Exercise description. Your task is to locate every line holding the string "회원정보" and to copy each of them.

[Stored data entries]
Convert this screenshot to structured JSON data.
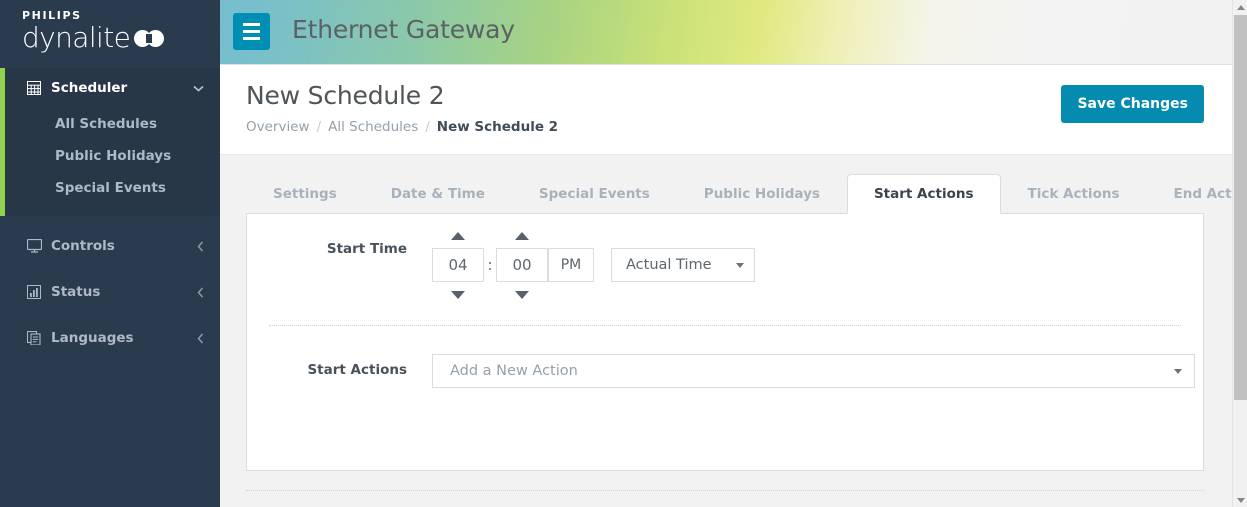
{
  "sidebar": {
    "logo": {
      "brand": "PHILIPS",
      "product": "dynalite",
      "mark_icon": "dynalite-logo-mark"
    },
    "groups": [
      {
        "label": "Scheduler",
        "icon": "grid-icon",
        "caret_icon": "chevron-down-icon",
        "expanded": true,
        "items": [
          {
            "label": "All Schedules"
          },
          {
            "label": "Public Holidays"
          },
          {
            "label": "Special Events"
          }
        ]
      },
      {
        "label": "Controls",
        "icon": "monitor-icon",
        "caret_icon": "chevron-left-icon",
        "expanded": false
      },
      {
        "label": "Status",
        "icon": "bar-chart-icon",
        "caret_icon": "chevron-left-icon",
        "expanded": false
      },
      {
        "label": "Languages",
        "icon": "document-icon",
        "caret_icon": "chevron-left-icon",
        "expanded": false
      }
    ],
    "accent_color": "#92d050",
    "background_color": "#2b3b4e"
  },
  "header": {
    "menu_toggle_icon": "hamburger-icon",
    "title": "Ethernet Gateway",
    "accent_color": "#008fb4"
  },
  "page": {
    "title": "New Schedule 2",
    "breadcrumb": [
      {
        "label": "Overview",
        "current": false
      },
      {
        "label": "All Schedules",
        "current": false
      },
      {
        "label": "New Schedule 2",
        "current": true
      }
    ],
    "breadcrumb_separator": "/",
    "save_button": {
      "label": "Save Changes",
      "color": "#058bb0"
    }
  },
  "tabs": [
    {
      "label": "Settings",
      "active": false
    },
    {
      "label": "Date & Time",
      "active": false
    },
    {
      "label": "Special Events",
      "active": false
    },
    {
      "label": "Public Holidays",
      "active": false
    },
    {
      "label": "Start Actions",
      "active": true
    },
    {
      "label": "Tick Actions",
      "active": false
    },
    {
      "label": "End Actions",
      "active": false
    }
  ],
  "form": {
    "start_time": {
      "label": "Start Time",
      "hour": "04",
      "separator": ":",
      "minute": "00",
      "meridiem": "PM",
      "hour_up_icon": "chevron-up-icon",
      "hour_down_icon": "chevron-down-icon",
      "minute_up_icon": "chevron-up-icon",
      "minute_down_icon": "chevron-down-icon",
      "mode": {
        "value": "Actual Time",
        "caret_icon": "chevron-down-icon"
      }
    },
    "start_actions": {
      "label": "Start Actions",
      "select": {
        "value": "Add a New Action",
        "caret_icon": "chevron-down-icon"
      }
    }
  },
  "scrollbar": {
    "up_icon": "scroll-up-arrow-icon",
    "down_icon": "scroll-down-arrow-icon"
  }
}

* * *

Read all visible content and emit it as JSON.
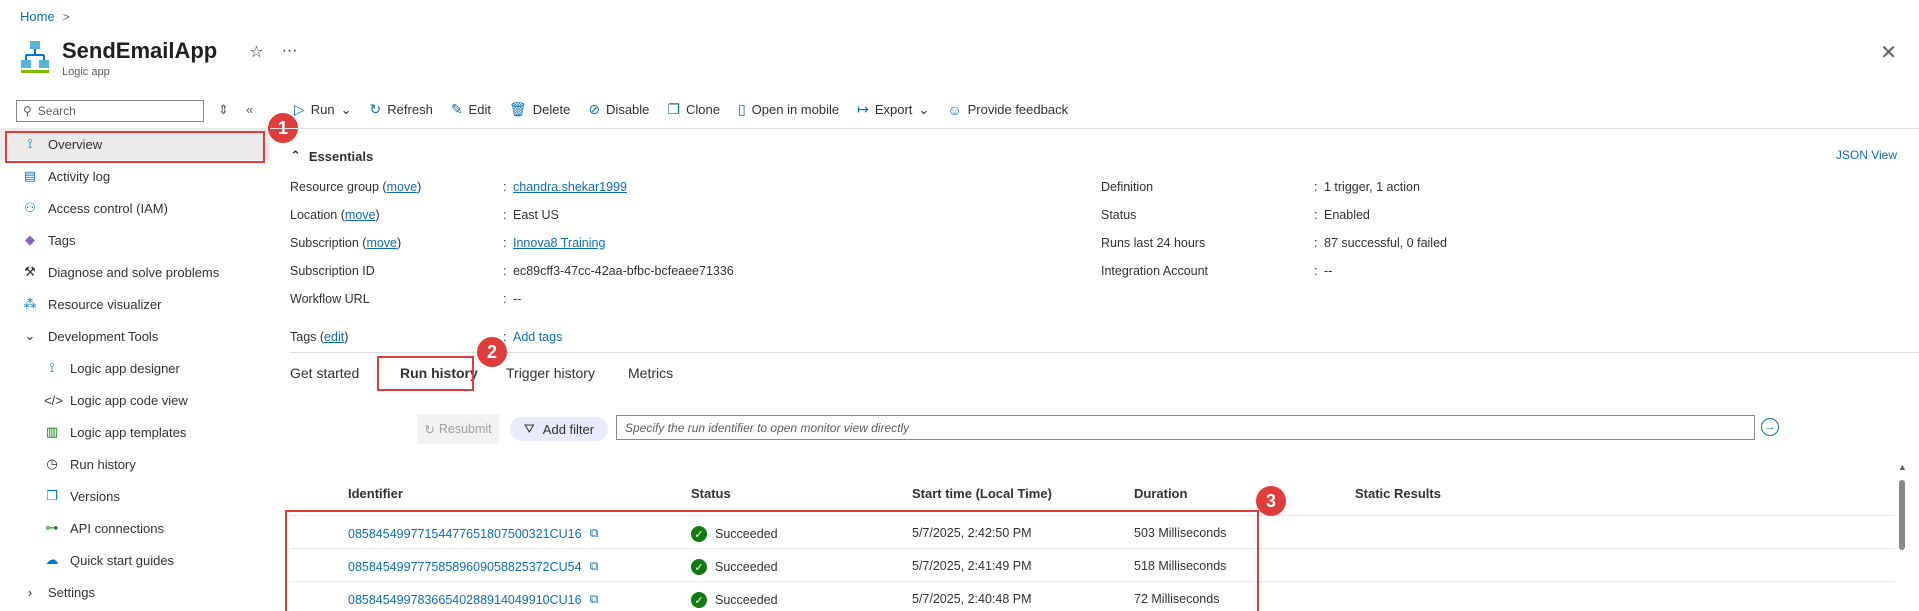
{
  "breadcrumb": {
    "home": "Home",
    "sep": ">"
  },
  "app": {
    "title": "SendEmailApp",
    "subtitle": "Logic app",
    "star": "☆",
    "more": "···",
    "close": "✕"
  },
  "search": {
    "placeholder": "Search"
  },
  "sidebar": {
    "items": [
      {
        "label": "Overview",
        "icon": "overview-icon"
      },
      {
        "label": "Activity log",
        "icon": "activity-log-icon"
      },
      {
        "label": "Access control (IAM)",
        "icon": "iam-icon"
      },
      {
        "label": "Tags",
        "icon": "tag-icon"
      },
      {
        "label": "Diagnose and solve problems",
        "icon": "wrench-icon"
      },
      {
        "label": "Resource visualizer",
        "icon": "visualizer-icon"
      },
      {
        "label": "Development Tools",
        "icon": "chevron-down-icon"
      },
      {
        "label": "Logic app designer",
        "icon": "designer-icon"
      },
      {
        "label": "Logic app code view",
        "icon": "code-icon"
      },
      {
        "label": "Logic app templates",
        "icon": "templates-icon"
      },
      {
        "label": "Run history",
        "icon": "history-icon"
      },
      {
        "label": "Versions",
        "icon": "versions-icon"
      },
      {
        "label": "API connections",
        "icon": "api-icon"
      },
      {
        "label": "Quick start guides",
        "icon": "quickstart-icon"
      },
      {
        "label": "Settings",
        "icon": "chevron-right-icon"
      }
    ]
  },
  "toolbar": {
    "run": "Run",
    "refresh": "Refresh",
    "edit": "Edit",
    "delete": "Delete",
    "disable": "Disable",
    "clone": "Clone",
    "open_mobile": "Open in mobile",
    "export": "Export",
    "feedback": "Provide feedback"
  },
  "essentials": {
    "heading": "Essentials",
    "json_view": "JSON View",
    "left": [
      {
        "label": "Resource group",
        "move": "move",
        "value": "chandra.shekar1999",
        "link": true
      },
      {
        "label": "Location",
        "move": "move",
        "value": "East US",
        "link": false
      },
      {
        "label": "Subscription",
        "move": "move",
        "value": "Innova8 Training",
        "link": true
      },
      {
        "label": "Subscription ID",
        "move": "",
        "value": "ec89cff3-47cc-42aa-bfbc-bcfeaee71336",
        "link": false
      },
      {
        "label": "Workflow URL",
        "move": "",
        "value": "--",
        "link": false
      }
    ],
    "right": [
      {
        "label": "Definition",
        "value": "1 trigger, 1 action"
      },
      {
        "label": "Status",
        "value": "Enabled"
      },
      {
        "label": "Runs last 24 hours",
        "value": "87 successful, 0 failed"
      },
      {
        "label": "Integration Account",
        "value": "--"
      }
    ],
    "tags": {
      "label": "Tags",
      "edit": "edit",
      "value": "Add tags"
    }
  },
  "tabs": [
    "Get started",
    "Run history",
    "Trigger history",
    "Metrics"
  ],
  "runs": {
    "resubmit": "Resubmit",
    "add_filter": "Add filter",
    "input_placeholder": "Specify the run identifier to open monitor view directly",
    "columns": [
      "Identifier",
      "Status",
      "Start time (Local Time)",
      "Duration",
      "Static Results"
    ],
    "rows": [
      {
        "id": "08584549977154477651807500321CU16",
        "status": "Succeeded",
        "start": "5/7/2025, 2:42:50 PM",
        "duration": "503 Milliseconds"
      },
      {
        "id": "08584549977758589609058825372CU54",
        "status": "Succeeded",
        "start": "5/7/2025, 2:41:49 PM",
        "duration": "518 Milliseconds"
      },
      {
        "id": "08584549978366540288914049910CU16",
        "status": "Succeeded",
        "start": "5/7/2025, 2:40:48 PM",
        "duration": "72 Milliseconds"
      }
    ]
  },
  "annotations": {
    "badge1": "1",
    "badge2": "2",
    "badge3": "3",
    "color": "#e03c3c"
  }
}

---

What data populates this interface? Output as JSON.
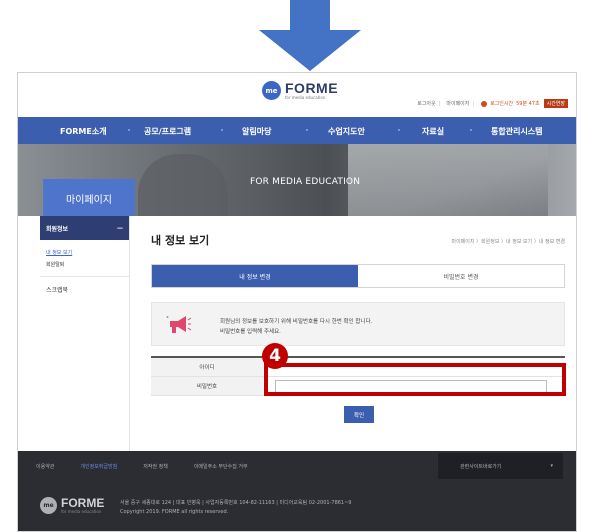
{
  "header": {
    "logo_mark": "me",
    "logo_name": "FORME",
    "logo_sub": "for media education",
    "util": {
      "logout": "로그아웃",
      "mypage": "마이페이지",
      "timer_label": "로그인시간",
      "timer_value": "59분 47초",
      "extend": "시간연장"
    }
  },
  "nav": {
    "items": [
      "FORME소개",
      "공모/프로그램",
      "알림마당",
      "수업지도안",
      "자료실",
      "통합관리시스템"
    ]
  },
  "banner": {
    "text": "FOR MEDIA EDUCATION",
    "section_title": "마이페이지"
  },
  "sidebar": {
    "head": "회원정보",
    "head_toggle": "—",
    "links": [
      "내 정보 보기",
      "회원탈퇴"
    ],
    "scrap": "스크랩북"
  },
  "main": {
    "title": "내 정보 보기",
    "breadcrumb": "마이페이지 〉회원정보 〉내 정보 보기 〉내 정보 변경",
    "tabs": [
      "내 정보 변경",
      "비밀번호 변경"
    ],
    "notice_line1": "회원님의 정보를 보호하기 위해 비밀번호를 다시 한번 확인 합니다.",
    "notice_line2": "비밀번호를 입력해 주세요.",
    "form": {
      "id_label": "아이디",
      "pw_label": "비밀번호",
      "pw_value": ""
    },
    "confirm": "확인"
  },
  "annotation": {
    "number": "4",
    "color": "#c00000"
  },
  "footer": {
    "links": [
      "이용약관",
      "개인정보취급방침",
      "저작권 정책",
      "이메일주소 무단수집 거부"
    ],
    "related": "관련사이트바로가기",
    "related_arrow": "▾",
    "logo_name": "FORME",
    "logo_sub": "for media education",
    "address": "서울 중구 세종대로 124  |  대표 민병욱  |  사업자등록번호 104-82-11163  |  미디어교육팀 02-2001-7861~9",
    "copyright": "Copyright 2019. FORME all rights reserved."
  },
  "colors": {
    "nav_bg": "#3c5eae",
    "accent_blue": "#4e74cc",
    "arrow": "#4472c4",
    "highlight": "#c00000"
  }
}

Task solution.
    "head": "회원정보",
    "breadcrumb": "마이페이지 〉회원정보 〉내 정보 보기 〉내 정보 변경",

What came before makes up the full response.